* RECORDED DATA:
>> start

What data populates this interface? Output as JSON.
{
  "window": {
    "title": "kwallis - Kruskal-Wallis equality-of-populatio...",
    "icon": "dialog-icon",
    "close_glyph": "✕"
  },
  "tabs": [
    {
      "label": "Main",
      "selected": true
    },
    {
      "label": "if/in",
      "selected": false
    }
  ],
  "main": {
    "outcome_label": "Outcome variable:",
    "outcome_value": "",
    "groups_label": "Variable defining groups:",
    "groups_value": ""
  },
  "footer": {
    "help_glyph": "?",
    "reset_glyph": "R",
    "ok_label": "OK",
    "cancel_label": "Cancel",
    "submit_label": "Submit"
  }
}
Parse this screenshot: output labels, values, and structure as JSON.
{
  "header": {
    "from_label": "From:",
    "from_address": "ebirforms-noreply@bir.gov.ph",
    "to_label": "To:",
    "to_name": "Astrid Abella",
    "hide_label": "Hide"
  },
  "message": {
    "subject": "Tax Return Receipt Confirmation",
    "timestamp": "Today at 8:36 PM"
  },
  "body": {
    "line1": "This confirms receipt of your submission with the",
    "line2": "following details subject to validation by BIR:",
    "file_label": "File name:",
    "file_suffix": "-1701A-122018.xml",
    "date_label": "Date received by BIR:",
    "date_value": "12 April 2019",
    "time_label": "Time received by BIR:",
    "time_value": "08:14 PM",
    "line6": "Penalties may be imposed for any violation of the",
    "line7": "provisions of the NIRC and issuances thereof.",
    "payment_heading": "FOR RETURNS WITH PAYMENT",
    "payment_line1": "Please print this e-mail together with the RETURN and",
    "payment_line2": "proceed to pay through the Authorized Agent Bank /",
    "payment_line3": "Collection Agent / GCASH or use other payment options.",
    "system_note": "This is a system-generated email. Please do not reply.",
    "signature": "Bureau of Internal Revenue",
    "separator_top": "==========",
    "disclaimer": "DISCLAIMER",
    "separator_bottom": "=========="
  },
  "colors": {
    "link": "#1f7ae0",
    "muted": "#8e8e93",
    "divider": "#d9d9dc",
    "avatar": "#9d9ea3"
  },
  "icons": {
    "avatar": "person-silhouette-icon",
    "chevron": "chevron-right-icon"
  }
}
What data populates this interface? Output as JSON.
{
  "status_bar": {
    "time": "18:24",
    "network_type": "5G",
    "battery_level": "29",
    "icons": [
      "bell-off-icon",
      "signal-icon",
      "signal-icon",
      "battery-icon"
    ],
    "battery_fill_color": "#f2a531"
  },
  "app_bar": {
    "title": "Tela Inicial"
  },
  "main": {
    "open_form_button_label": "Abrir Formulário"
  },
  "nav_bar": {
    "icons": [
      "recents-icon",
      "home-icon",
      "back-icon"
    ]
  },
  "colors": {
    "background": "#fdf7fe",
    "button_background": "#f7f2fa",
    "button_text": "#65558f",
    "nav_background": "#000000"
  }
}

>> end

* EXERCISE: Copy, from the material, each line that holds the string "Agent".

* ANSWER TO THIS TASK:
    "payment_line2": "proceed to pay through the Authorized Agent Bank /",
    "payment_line3": "Collection Agent / GCASH or use other payment options.",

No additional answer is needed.